◆ **YOUR OBJECTIVE**
Below are records; work out how many of their lines hold the string "JSON" and give that number alone.
• • • • • • •
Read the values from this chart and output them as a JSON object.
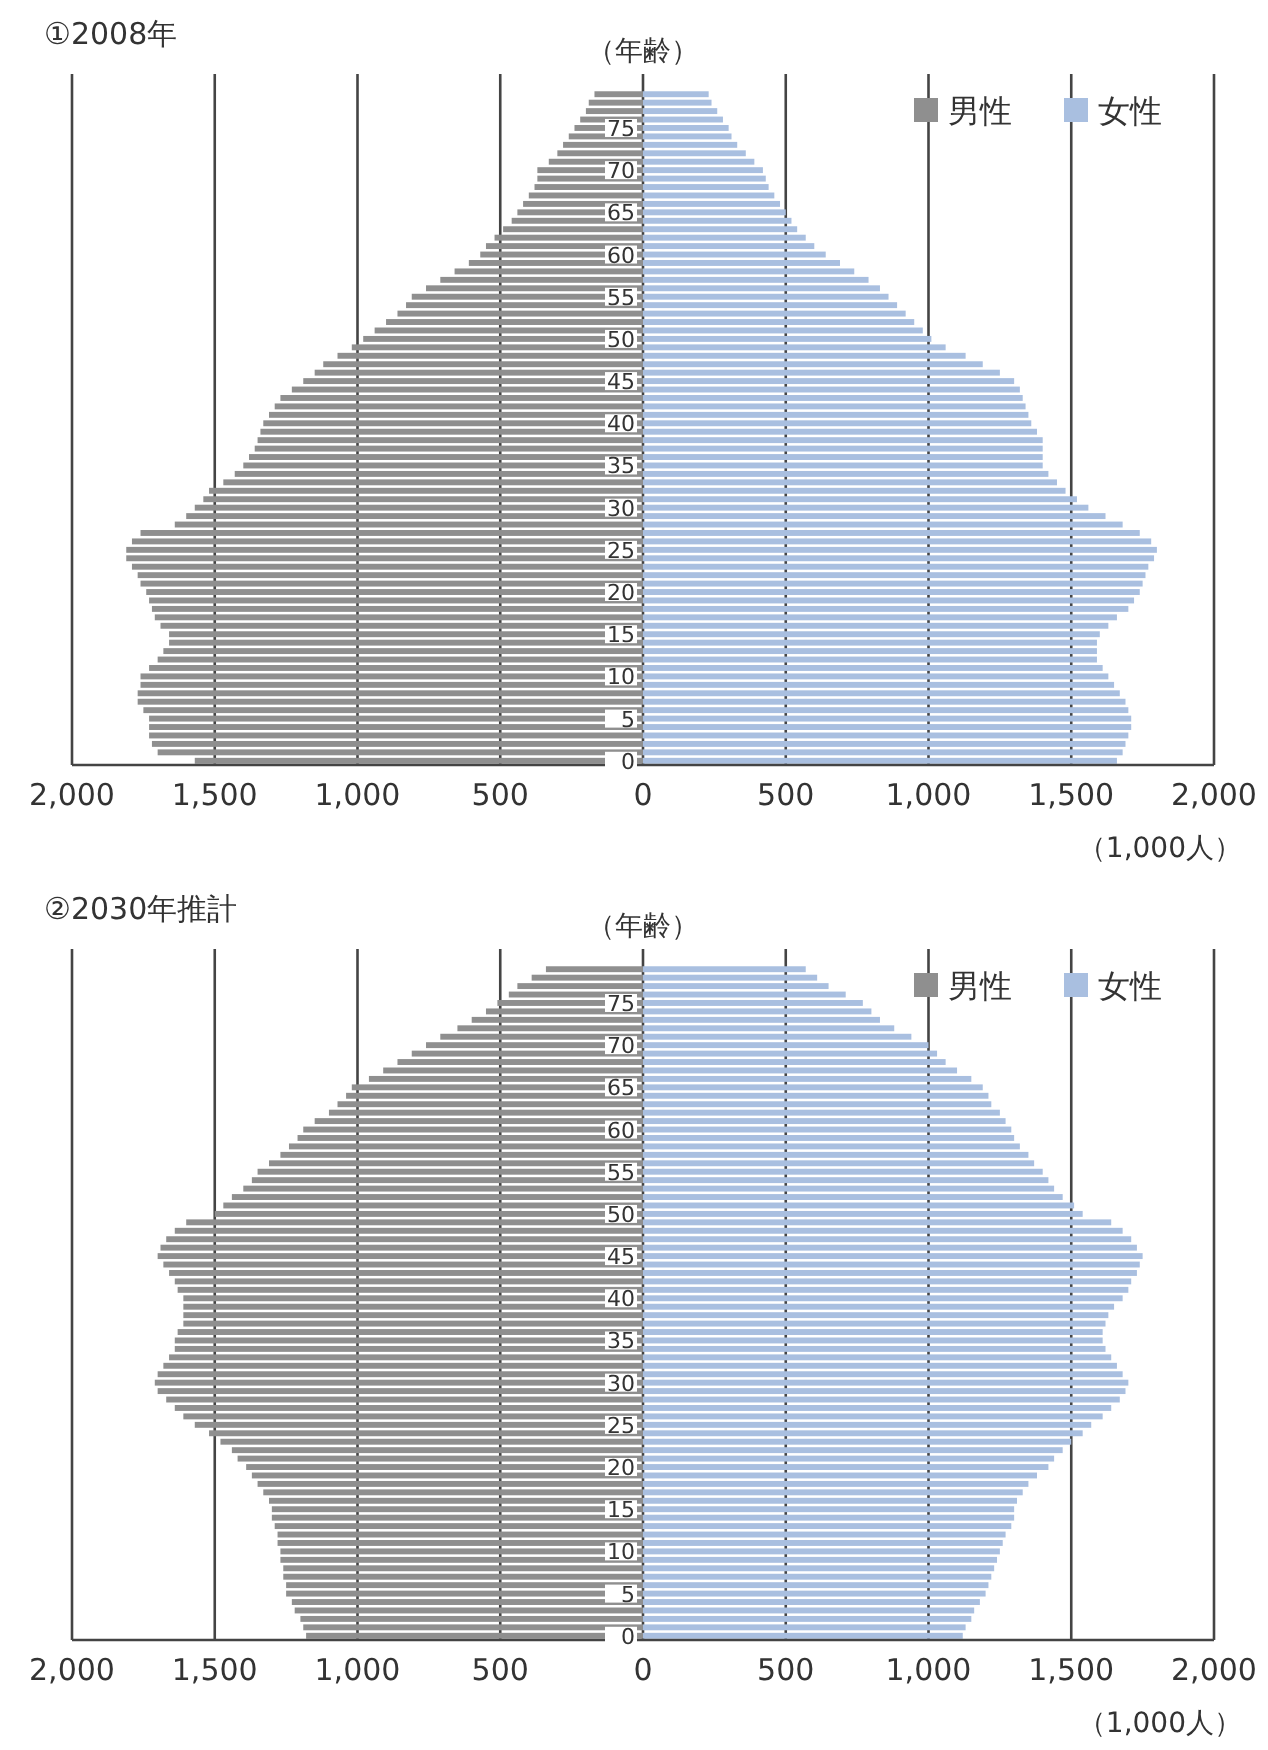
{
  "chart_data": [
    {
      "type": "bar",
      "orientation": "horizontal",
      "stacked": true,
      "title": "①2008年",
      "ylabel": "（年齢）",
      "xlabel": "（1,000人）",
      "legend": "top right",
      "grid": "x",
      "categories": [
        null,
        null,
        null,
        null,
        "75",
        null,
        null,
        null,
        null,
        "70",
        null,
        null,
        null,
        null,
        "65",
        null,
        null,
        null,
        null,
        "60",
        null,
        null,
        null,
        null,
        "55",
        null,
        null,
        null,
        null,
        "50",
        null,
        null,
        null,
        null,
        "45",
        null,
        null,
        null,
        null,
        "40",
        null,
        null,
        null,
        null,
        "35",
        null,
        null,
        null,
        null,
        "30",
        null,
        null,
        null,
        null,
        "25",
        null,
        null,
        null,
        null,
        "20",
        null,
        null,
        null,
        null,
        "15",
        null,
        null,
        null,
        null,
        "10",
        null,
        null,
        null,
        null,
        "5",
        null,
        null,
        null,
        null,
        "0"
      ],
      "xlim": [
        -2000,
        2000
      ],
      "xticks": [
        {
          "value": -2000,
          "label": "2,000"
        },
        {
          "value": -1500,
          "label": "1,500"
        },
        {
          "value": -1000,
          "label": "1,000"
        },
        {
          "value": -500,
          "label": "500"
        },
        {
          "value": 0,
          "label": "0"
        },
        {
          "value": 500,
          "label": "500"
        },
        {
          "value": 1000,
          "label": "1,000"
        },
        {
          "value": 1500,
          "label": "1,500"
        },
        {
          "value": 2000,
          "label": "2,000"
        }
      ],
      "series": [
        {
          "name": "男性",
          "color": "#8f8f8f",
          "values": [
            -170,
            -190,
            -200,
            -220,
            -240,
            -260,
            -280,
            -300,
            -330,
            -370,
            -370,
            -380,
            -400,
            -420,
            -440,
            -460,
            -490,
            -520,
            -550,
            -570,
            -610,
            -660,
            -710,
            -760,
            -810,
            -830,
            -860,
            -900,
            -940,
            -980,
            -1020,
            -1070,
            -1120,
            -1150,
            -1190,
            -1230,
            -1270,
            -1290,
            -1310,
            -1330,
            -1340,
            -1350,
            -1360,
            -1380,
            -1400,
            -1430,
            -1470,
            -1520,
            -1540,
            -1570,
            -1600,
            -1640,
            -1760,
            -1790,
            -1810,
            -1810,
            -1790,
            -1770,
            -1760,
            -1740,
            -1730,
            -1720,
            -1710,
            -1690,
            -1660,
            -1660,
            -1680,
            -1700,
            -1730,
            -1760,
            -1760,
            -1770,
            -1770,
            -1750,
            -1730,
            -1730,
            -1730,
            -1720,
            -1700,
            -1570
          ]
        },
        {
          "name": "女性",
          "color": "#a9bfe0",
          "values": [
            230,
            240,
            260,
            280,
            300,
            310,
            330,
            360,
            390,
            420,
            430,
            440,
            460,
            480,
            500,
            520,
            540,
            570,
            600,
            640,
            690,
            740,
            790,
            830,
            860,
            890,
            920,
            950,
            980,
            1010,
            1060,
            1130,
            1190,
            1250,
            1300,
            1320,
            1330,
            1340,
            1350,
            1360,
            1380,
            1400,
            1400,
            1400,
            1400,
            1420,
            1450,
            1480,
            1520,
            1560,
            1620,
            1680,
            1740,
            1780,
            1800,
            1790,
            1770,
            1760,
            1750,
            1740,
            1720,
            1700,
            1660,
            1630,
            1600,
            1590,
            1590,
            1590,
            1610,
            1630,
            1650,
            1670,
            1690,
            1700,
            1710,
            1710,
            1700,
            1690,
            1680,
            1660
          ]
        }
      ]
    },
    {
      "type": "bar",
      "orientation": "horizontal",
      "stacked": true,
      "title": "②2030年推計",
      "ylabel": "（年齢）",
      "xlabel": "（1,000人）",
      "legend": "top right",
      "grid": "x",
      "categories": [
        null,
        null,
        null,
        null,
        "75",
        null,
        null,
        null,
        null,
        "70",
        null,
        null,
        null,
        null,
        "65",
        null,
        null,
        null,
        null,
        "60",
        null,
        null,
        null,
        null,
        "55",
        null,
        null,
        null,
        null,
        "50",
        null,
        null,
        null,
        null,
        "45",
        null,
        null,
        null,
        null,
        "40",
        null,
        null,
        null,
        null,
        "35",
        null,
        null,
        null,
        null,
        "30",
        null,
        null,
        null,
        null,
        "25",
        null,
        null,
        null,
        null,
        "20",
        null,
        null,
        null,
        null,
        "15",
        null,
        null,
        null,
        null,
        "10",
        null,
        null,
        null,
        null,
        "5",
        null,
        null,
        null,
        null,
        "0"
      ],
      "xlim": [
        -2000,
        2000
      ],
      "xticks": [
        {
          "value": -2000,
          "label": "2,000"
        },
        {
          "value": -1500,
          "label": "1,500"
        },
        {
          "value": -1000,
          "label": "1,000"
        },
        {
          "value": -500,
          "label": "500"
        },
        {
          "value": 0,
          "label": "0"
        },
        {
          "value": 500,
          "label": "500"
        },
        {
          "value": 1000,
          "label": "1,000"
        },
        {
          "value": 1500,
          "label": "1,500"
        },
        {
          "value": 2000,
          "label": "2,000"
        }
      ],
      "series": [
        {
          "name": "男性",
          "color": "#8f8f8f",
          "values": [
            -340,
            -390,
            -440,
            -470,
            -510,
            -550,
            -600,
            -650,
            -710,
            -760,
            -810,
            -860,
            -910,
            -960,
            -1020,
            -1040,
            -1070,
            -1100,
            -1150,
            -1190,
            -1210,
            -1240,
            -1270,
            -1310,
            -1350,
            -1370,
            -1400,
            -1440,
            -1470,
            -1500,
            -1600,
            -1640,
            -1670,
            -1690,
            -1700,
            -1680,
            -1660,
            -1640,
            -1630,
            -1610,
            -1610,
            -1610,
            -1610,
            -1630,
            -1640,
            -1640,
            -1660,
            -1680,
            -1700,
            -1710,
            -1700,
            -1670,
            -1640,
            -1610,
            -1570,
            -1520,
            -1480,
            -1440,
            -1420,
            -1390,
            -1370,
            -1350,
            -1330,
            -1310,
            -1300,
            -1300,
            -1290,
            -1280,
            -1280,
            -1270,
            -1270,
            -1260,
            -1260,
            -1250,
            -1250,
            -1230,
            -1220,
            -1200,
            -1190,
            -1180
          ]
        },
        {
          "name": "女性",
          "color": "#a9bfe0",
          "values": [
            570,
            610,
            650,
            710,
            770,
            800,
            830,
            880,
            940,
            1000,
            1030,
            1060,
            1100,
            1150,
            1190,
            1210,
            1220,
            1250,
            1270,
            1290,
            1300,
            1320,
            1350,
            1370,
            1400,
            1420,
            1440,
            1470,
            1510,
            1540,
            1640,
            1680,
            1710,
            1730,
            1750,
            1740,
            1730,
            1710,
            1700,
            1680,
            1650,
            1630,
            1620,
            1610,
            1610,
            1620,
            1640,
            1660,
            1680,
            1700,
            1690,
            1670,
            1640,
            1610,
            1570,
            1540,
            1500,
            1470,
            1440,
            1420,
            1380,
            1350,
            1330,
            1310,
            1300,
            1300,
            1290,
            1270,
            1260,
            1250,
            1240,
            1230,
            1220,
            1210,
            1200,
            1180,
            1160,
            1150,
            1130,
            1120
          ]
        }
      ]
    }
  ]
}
• • • • • • •
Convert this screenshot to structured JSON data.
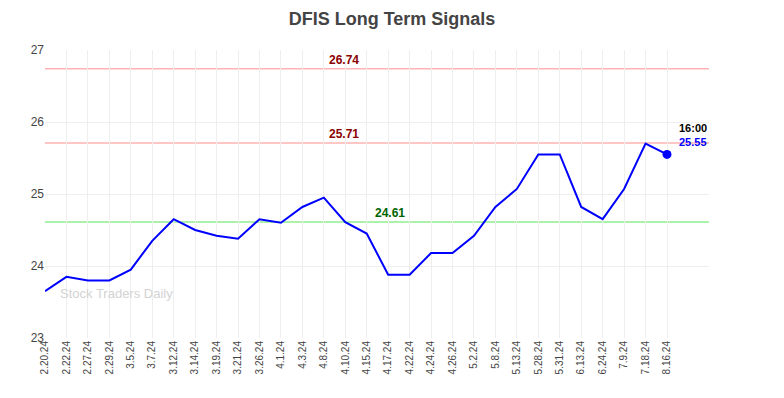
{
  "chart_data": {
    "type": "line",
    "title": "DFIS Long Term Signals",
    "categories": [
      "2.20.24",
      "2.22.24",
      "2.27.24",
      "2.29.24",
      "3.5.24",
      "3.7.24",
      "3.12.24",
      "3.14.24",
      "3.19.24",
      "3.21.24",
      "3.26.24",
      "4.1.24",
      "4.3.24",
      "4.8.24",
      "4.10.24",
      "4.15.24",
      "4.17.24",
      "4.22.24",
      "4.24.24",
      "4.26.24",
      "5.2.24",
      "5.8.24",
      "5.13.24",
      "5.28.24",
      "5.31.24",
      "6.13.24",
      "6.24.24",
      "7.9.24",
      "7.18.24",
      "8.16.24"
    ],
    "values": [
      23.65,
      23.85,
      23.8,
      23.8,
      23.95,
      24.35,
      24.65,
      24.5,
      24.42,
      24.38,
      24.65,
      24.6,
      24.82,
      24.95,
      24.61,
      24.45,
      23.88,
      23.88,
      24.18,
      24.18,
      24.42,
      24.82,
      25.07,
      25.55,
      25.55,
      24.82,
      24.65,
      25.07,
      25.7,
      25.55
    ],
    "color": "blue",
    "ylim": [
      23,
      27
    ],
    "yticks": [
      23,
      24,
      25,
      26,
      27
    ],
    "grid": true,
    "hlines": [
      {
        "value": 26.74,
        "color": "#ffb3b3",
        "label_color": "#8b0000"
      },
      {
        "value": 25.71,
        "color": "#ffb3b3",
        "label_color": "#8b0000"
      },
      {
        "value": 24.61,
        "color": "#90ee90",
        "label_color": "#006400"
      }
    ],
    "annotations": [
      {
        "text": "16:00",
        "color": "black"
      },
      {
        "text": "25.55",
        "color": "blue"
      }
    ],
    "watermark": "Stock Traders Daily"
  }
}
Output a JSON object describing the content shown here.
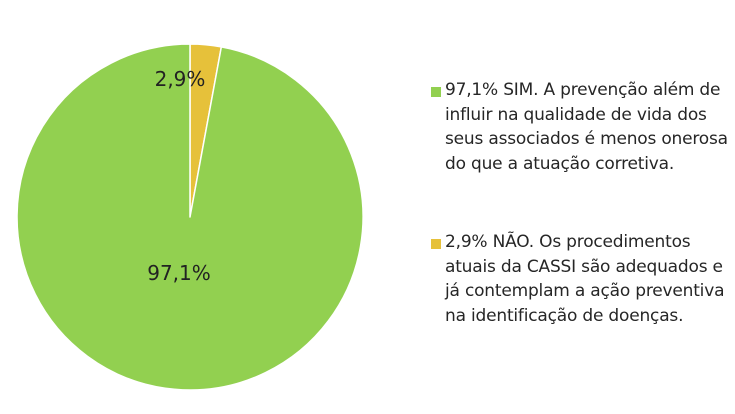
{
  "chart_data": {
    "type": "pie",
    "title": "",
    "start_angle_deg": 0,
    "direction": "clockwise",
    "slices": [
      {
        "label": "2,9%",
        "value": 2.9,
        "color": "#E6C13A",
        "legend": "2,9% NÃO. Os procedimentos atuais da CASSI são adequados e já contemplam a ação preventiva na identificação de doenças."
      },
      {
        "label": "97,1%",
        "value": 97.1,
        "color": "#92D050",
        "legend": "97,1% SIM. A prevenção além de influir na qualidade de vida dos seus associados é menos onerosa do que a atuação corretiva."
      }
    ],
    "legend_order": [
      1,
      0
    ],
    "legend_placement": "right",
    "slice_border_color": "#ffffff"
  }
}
• • • • • • •
◆ **CORRECT ANSWER**
3